Saved data entries:
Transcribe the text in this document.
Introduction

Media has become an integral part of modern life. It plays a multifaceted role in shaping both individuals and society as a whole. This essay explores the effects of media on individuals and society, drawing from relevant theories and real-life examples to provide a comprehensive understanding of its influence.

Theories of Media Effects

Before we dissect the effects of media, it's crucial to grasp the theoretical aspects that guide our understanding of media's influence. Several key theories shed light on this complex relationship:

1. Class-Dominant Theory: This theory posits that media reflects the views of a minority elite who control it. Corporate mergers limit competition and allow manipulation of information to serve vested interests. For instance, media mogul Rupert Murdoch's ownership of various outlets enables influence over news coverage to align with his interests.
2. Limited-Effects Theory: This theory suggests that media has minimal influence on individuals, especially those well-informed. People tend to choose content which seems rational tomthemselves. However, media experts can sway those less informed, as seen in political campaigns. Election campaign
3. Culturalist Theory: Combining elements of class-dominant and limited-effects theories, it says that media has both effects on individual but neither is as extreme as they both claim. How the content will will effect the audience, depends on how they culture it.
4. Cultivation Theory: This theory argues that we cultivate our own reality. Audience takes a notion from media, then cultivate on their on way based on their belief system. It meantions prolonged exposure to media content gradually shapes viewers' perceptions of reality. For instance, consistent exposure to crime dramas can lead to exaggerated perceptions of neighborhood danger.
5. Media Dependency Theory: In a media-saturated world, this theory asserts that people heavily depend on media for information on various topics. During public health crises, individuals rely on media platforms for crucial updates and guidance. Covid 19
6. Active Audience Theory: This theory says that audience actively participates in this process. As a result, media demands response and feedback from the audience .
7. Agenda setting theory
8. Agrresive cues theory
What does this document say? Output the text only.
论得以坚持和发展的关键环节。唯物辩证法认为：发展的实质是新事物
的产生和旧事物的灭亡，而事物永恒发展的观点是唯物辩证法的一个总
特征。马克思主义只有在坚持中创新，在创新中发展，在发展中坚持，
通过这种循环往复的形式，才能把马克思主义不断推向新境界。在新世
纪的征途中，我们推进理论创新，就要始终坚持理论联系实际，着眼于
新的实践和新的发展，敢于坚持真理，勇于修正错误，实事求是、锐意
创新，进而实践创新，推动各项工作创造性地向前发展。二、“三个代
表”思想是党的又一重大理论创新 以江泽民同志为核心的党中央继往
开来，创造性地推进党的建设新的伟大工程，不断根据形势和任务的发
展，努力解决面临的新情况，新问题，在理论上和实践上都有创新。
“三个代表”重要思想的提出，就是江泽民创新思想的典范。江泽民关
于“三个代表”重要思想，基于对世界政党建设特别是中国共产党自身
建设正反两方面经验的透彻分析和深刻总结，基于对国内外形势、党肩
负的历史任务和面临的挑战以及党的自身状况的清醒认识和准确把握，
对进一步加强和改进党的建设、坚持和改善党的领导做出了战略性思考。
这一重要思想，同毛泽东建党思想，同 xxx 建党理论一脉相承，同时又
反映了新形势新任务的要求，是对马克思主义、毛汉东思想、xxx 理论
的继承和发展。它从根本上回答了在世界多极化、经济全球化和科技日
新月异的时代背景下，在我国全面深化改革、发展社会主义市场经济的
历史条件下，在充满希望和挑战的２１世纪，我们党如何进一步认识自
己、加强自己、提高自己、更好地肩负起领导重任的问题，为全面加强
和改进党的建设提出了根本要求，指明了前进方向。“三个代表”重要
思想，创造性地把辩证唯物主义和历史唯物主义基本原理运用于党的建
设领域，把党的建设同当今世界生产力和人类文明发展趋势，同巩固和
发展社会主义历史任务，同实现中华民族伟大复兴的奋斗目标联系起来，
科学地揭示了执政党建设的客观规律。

- **EXERCISE DETAILS**:
Your task is to gather every line with the word "various" and copy it.

- **THE ANSWER**:
1. Class-Dominant Theory: This theory posits that media reflects the views of a minority elite who control it. Corporate mergers limit competition and allow manipulation of information to serve vested interests. For instance, media mogul Rupert Murdoch's ownership of various outlets enables influence over news coverage to align with his interests.
5. Media Dependency Theory: In a media-saturated world, this theory asserts that people heavily depend on media for information on various topics. During public health crises, individuals rely on media platforms for crucial updates and guidance. Covid 19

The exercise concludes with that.